• WHAT YOU WILL DO:
Restate the records below word for word.

• DATA PROVIDED:

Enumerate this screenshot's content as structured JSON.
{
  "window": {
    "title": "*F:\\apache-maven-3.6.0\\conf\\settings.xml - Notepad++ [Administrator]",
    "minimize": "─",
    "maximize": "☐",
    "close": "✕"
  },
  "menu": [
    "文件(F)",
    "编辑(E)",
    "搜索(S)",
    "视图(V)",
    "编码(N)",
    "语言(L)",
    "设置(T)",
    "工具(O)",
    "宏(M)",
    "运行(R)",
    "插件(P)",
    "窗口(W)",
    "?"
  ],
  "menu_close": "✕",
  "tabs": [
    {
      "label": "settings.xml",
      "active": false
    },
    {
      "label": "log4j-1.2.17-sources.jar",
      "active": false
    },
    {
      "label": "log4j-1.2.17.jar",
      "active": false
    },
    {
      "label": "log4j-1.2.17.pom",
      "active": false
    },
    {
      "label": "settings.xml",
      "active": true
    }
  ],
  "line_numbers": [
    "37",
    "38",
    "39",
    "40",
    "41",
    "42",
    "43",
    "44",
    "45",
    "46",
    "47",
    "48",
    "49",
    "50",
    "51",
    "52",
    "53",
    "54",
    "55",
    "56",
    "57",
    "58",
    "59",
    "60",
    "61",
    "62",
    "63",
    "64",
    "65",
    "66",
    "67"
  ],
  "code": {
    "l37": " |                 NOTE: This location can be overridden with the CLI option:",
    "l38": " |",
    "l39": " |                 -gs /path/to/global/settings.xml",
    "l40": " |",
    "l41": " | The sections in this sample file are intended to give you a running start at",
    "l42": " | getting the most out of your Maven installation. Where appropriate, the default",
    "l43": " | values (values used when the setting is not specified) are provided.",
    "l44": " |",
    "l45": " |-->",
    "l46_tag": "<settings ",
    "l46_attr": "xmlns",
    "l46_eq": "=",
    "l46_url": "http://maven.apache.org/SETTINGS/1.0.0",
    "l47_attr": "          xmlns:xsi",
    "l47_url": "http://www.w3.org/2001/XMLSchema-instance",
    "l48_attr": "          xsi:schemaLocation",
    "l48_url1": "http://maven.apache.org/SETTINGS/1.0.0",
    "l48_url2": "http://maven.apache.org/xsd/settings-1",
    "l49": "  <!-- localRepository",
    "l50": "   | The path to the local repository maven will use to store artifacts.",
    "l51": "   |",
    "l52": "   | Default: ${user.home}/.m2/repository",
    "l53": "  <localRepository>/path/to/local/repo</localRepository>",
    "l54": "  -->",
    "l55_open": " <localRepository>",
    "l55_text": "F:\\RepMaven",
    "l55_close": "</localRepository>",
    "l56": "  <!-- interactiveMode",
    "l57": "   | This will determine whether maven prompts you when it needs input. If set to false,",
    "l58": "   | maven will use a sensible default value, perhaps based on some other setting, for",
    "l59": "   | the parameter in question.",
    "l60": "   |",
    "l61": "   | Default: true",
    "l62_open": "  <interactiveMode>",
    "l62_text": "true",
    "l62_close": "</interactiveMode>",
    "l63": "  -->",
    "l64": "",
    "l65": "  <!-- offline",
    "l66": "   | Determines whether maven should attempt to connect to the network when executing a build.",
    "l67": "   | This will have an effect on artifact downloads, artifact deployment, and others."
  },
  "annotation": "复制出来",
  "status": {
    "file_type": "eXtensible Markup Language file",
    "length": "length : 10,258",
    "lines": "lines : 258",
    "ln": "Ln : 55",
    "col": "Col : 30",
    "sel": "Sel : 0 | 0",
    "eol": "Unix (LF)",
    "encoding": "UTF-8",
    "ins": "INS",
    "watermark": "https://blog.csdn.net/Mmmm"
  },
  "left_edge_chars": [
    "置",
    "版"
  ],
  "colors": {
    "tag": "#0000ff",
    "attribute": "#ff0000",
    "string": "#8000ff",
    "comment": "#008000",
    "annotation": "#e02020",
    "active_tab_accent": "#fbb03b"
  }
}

• RESPONSE TO THE TASK:
Enumerate this screenshot's content as structured JSON.
{
  "window": {
    "title": "*F:\\apache-maven-3.6.0\\conf\\settings.xml - Notepad++ [Administrator]",
    "minimize": "─",
    "maximize": "☐",
    "close": "✕"
  },
  "menu": [
    "文件(F)",
    "编辑(E)",
    "搜索(S)",
    "视图(V)",
    "编码(N)",
    "语言(L)",
    "设置(T)",
    "工具(O)",
    "宏(M)",
    "运行(R)",
    "插件(P)",
    "窗口(W)",
    "?"
  ],
  "menu_close": "✕",
  "tabs": [
    {
      "label": "settings.xml",
      "active": false
    },
    {
      "label": "log4j-1.2.17-sources.jar",
      "active": false
    },
    {
      "label": "log4j-1.2.17.jar",
      "active": false
    },
    {
      "label": "log4j-1.2.17.pom",
      "active": false
    },
    {
      "label": "settings.xml",
      "active": true
    }
  ],
  "line_numbers": [
    "37",
    "38",
    "39",
    "40",
    "41",
    "42",
    "43",
    "44",
    "45",
    "46",
    "47",
    "48",
    "49",
    "50",
    "51",
    "52",
    "53",
    "54",
    "55",
    "56",
    "57",
    "58",
    "59",
    "60",
    "61",
    "62",
    "63",
    "64",
    "65",
    "66",
    "67"
  ],
  "code": {
    "l37": " |                 NOTE: This location can be overridden with the CLI option:",
    "l38": " |",
    "l39": " |                 -gs /path/to/global/settings.xml",
    "l40": " |",
    "l41": " | The sections in this sample file are intended to give you a running start at",
    "l42": " | getting the most out of your Maven installation. Where appropriate, the default",
    "l43": " | values (values used when the setting is not specified) are provided.",
    "l44": " |",
    "l45": " |-->",
    "l46_tag": "<settings ",
    "l46_attr": "xmlns",
    "l46_eq": "=",
    "l46_url": "http://maven.apache.org/SETTINGS/1.0.0",
    "l47_attr": "          xmlns:xsi",
    "l47_url": "http://www.w3.org/2001/XMLSchema-instance",
    "l48_attr": "          xsi:schemaLocation",
    "l48_url1": "http://maven.apache.org/SETTINGS/1.0.0",
    "l48_url2": "http://maven.apache.org/xsd/settings-1",
    "l49": "  <!-- localRepository",
    "l50": "   | The path to the local repository maven will use to store artifacts.",
    "l51": "   |",
    "l52": "   | Default: ${user.home}/.m2/repository",
    "l53": "  <localRepository>/path/to/local/repo</localRepository>",
    "l54": "  -->",
    "l55_open": " <localRepository>",
    "l55_text": "F:\\RepMaven",
    "l55_close": "</localRepository>",
    "l56": "  <!-- interactiveMode",
    "l57": "   | This will determine whether maven prompts you when it needs input. If set to false,",
    "l58": "   | maven will use a sensible default value, perhaps based on some other setting, for",
    "l59": "   | the parameter in question.",
    "l60": "   |",
    "l61": "   | Default: true",
    "l62_open": "  <interactiveMode>",
    "l62_text": "true",
    "l62_close": "</interactiveMode>",
    "l63": "  -->",
    "l64": "",
    "l65": "  <!-- offline",
    "l66": "   | Determines whether maven should attempt to connect to the network when executing a build.",
    "l67": "   | This will have an effect on artifact downloads, artifact deployment, and others."
  },
  "annotation": "复制出来",
  "status": {
    "file_type": "eXtensible Markup Language file",
    "length": "length : 10,258",
    "lines": "lines : 258",
    "ln": "Ln : 55",
    "col": "Col : 30",
    "sel": "Sel : 0 | 0",
    "eol": "Unix (LF)",
    "encoding": "UTF-8",
    "ins": "INS",
    "watermark": "https://blog.csdn.net/Mmmm"
  },
  "left_edge_chars": [
    "置",
    "版"
  ],
  "colors": {
    "tag": "#0000ff",
    "attribute": "#ff0000",
    "string": "#8000ff",
    "comment": "#008000",
    "annotation": "#e02020",
    "active_tab_accent": "#fbb03b"
  }
}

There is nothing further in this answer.